• **WHAT TO WORK ON**
Rewrite every line of the entries below as a Markdown table with two columns, Row and Line. Number the rows in order and leave out any blank lines.

# # #

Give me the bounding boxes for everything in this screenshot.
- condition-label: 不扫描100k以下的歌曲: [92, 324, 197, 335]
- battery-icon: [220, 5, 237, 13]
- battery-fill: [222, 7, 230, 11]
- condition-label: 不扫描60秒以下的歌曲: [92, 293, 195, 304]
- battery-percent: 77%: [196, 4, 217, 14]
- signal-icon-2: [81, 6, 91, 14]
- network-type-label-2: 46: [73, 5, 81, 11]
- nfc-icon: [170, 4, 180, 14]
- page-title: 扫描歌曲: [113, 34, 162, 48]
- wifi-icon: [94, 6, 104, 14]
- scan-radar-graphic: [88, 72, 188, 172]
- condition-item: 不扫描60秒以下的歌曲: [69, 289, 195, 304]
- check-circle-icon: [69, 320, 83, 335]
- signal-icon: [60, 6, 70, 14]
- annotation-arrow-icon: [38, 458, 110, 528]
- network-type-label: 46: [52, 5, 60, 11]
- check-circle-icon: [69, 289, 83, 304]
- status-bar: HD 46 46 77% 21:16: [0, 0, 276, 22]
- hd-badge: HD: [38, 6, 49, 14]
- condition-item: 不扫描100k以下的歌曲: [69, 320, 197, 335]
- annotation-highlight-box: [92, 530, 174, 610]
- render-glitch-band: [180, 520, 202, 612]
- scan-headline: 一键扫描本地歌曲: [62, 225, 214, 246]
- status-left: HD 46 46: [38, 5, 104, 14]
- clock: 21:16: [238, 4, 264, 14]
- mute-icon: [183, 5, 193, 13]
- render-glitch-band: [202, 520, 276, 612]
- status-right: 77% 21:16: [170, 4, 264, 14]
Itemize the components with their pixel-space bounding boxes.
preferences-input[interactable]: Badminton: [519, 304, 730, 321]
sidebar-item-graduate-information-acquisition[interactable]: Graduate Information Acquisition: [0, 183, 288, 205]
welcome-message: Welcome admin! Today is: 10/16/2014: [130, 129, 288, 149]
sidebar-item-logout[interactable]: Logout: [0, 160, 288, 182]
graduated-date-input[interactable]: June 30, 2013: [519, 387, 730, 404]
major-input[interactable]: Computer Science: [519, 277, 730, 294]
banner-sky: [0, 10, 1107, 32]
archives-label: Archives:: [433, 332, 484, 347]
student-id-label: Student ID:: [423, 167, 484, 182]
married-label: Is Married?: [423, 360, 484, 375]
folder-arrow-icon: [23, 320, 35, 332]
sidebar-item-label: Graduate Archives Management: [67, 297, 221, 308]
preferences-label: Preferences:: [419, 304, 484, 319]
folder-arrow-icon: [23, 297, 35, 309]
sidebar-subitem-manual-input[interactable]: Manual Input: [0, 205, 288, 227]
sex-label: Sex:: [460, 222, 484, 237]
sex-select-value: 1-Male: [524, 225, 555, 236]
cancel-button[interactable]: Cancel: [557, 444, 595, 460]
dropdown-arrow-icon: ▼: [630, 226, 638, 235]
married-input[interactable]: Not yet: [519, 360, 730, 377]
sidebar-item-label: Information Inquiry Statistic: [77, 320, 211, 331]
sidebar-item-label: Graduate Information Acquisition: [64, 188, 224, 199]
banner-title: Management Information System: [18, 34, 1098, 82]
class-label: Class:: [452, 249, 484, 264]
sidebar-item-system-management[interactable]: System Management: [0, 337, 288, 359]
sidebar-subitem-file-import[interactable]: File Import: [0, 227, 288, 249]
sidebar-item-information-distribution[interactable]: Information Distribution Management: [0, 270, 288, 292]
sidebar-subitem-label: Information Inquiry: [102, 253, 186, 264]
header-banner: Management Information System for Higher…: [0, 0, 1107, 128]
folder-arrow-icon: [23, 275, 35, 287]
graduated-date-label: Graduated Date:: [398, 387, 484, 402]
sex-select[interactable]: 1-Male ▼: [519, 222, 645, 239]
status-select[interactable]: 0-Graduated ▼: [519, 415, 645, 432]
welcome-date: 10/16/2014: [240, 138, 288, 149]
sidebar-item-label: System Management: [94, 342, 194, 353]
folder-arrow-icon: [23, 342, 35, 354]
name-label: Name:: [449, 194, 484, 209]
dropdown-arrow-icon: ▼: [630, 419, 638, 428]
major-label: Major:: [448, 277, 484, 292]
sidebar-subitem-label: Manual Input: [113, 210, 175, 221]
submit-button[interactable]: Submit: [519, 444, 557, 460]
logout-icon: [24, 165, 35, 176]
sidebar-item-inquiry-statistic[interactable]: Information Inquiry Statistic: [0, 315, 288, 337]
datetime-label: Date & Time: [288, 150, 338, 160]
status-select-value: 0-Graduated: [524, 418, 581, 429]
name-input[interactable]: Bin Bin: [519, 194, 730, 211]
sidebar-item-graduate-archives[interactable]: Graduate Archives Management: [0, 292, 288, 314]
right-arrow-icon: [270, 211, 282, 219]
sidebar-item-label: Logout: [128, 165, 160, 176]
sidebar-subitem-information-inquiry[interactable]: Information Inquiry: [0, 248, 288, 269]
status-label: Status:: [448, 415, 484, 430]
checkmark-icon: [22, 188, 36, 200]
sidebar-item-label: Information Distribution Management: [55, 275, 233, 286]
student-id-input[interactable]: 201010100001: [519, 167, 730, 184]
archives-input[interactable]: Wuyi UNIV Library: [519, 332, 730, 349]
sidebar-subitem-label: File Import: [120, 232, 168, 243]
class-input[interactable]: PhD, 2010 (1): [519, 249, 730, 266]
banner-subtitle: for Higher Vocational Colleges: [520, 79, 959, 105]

# # #

• **SOLUTION FOR THIS PROBLEM**
| Row | Line |
|---|---|
| 1 | Give me the bounding boxes for everything in this screenshot. |
| 2 | - condition-label: 不扫描100k以下的歌曲: [92, 324, 197, 335] |
| 3 | - battery-icon: [220, 5, 237, 13] |
| 4 | - battery-fill: [222, 7, 230, 11] |
| 5 | - condition-label: 不扫描60秒以下的歌曲: [92, 293, 195, 304] |
| 6 | - battery-percent: 77%: [196, 4, 217, 14] |
| 7 | - signal-icon-2: [81, 6, 91, 14] |
| 8 | - network-type-label-2: 46: [73, 5, 81, 11] |
| 9 | - nfc-icon: [170, 4, 180, 14] |
| 10 | - page-title: 扫描歌曲: [113, 34, 162, 48] |
| 11 | - wifi-icon: [94, 6, 104, 14] |
| 12 | - scan-radar-graphic: [88, 72, 188, 172] |
| 13 | - condition-item: 不扫描60秒以下的歌曲: [69, 289, 195, 304] |
| 14 | - check-circle-icon: [69, 320, 83, 335] |
| 15 | - signal-icon: [60, 6, 70, 14] |
| 16 | - annotation-arrow-icon: [38, 458, 110, 528] |
| 17 | - network-type-label: 46: [52, 5, 60, 11] |
| 18 | - check-circle-icon: [69, 289, 83, 304] |
| 19 | - status-bar: HD 46 46 77% 21:16: [0, 0, 276, 22] |
| 20 | - hd-badge: HD: [38, 6, 49, 14] |
| 21 | - condition-item: 不扫描100k以下的歌曲: [69, 320, 197, 335] |
| 22 | - annotation-highlight-box: [92, 530, 174, 610] |
| 23 | - render-glitch-band: [180, 520, 202, 612] |
| 24 | - scan-headline: 一键扫描本地歌曲: [62, 225, 214, 246] |
| 25 | - status-left: HD 46 46: [38, 5, 104, 14] |
| 26 | - clock: 21:16: [238, 4, 264, 14] |
| 27 | - mute-icon: [183, 5, 193, 13] |
| 28 | - render-glitch-band: [202, 520, 276, 612] |
| 29 | - status-right: 77% 21:16: [170, 4, 264, 14] |
| 30 | Itemize the components with their pixel-space bounding boxes. |
| 31 | preferences-input[interactable]: Badminton: [519, 304, 730, 321] |
| 32 | sidebar-item-graduate-information-acquisition[interactable]: Graduate Information Acquisition: [0, 183, 288, 205] |
| 33 | welcome-message: Welcome admin! Today is: 10/16/2014: [130, 129, 288, 149] |
| 34 | sidebar-item-logout[interactable]: Logout: [0, 160, 288, 182] |
| 35 | graduated-date-input[interactable]: June 30, 2013: [519, 387, 730, 404] |
| 36 | major-input[interactable]: Computer Science: [519, 277, 730, 294] |
| 37 | banner-sky: [0, 10, 1107, 32] |
| 38 | archives-label: Archives:: [433, 332, 484, 347] |
| 39 | student-id-label: Student ID:: [423, 167, 484, 182] |
| 40 | married-label: Is Married?: [423, 360, 484, 375] |
| 41 | folder-arrow-icon: [23, 320, 35, 332] |
| 42 | sidebar-item-label: Graduate Archives Management: [67, 297, 221, 308] |
| 43 | preferences-label: Preferences:: [419, 304, 484, 319] |
| 44 | folder-arrow-icon: [23, 297, 35, 309] |
| 45 | sidebar-subitem-manual-input[interactable]: Manual Input: [0, 205, 288, 227] |
| 46 | sex-label: Sex:: [460, 222, 484, 237] |
| 47 | sex-select-value: 1-Male: [524, 225, 555, 236] |
| 48 | cancel-button[interactable]: Cancel: [557, 444, 595, 460] |
| 49 | dropdown-arrow-icon: ▼: [630, 226, 638, 235] |
| 50 | married-input[interactable]: Not yet: [519, 360, 730, 377] |
| 51 | sidebar-item-label: Information Inquiry Statistic: [77, 320, 211, 331] |
| 52 | sidebar-item-label: Graduate Information Acquisition: [64, 188, 224, 199] |
| 53 | banner-title: Management Information System: [18, 34, 1098, 82] |
| 54 | class-label: Class:: [452, 249, 484, 264] |
| 55 | sidebar-item-system-management[interactable]: System Management: [0, 337, 288, 359] |
| 56 | sidebar-subitem-file-import[interactable]: File Import: [0, 227, 288, 249] |
| 57 | sidebar-item-information-distribution[interactable]: Information Distribution Management: [0, 270, 288, 292] |
| 58 | sidebar-subitem-label: Information Inquiry: [102, 253, 186, 264] |
| 59 | header-banner: Management Information System for Higher…: [0, 0, 1107, 128] |
| 60 | folder-arrow-icon: [23, 275, 35, 287] |
| 61 | graduated-date-label: Graduated Date:: [398, 387, 484, 402] |
| 62 | sex-select[interactable]: 1-Male ▼: [519, 222, 645, 239] |
| 63 | status-select[interactable]: 0-Graduated ▼: [519, 415, 645, 432] |
| 64 | welcome-date: 10/16/2014: [240, 138, 288, 149] |
| 65 | sidebar-item-label: System Management: [94, 342, 194, 353] |
| 66 | folder-arrow-icon: [23, 342, 35, 354] |
| 67 | name-label: Name:: [449, 194, 484, 209] |
| 68 | dropdown-arrow-icon: ▼: [630, 419, 638, 428] |
| 69 | major-label: Major:: [448, 277, 484, 292] |
| 70 | sidebar-subitem-label: Manual Input: [113, 210, 175, 221] |
| 71 | submit-button[interactable]: Submit: [519, 444, 557, 460] |
| 72 | logout-icon: [24, 165, 35, 176] |
| 73 | sidebar-item-inquiry-statistic[interactable]: Information Inquiry Statistic: [0, 315, 288, 337] |
| 74 | datetime-label: Date & Time: [288, 150, 338, 160] |
| 75 | status-select-value: 0-Graduated: [524, 418, 581, 429] |
| 76 | name-input[interactable]: Bin Bin: [519, 194, 730, 211] |
| 77 | sidebar-item-graduate-archives[interactable]: Graduate Archives Management: [0, 292, 288, 314] |
| 78 | right-arrow-icon: [270, 211, 282, 219] |
| 79 | sidebar-item-label: Logout: [128, 165, 160, 176] |
| 80 | sidebar-subitem-information-inquiry[interactable]: Information Inquiry: [0, 248, 288, 269] |
| 81 | status-label: Status:: [448, 415, 484, 430] |
| 82 | checkmark-icon: [22, 188, 36, 200] |
| 83 | sidebar-item-label: Information Distribution Management: [55, 275, 233, 286] |
| 84 | student-id-input[interactable]: 201010100001: [519, 167, 730, 184] |
| 85 | archives-input[interactable]: Wuyi UNIV Library: [519, 332, 730, 349] |
| 86 | sidebar-subitem-label: File Import: [120, 232, 168, 243] |
| 87 | class-input[interactable]: PhD, 2010 (1): [519, 249, 730, 266] |
| 88 | banner-subtitle: for Higher Vocational Colleges: [520, 79, 959, 105] |